● **EXERCISE DIRECTIONS**
Every line below is to be copied exactly, with the pictures left out.

● **RECORDS PROVIDED**
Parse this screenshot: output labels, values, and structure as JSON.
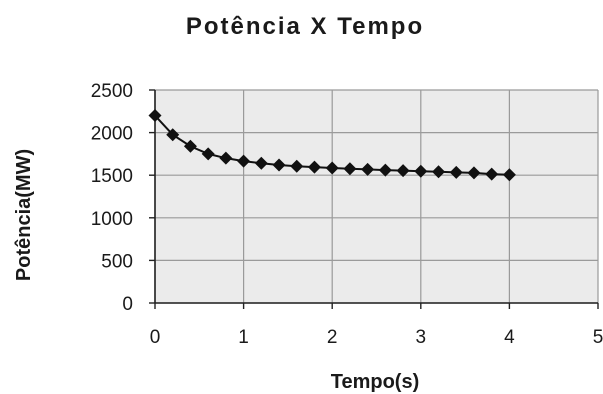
{
  "chart_data": {
    "type": "line",
    "title": "Potência X Tempo",
    "xlabel": "Tempo(s)",
    "ylabel": "Potência(MW)",
    "xlim": [
      0,
      5
    ],
    "ylim": [
      0,
      2500
    ],
    "xticks": [
      "0",
      "1",
      "2",
      "3",
      "4",
      "5"
    ],
    "yticks": [
      "0",
      "500",
      "1000",
      "1500",
      "2000",
      "2500"
    ],
    "grid": true,
    "marker": "diamond",
    "series": [
      {
        "color": "#111111",
        "x": [
          0,
          0.2,
          0.4,
          0.6,
          0.8,
          1.0,
          1.2,
          1.4,
          1.6,
          1.8,
          2.0,
          2.2,
          2.4,
          2.6,
          2.8,
          3.0,
          3.2,
          3.4,
          3.6,
          3.8,
          4.0
        ],
        "y": [
          2200,
          1975,
          1840,
          1750,
          1700,
          1665,
          1640,
          1620,
          1605,
          1595,
          1585,
          1575,
          1568,
          1560,
          1553,
          1547,
          1540,
          1533,
          1527,
          1512,
          1505
        ]
      }
    ]
  },
  "colors": {
    "plot_background": "#ebebeb",
    "grid": "#9a9a9a",
    "axis": "#222222"
  }
}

● **SOLUTION TO THE PROBLEM**
Parse this screenshot: output labels, values, and structure as JSON.
{
  "chart_data": {
    "type": "line",
    "title": "Potência X Tempo",
    "xlabel": "Tempo(s)",
    "ylabel": "Potência(MW)",
    "xlim": [
      0,
      5
    ],
    "ylim": [
      0,
      2500
    ],
    "xticks": [
      "0",
      "1",
      "2",
      "3",
      "4",
      "5"
    ],
    "yticks": [
      "0",
      "500",
      "1000",
      "1500",
      "2000",
      "2500"
    ],
    "grid": true,
    "marker": "diamond",
    "series": [
      {
        "color": "#111111",
        "x": [
          0,
          0.2,
          0.4,
          0.6,
          0.8,
          1.0,
          1.2,
          1.4,
          1.6,
          1.8,
          2.0,
          2.2,
          2.4,
          2.6,
          2.8,
          3.0,
          3.2,
          3.4,
          3.6,
          3.8,
          4.0
        ],
        "y": [
          2200,
          1975,
          1840,
          1750,
          1700,
          1665,
          1640,
          1620,
          1605,
          1595,
          1585,
          1575,
          1568,
          1560,
          1553,
          1547,
          1540,
          1533,
          1527,
          1512,
          1505
        ]
      }
    ]
  },
  "colors": {
    "plot_background": "#ebebeb",
    "grid": "#9a9a9a",
    "axis": "#222222"
  }
}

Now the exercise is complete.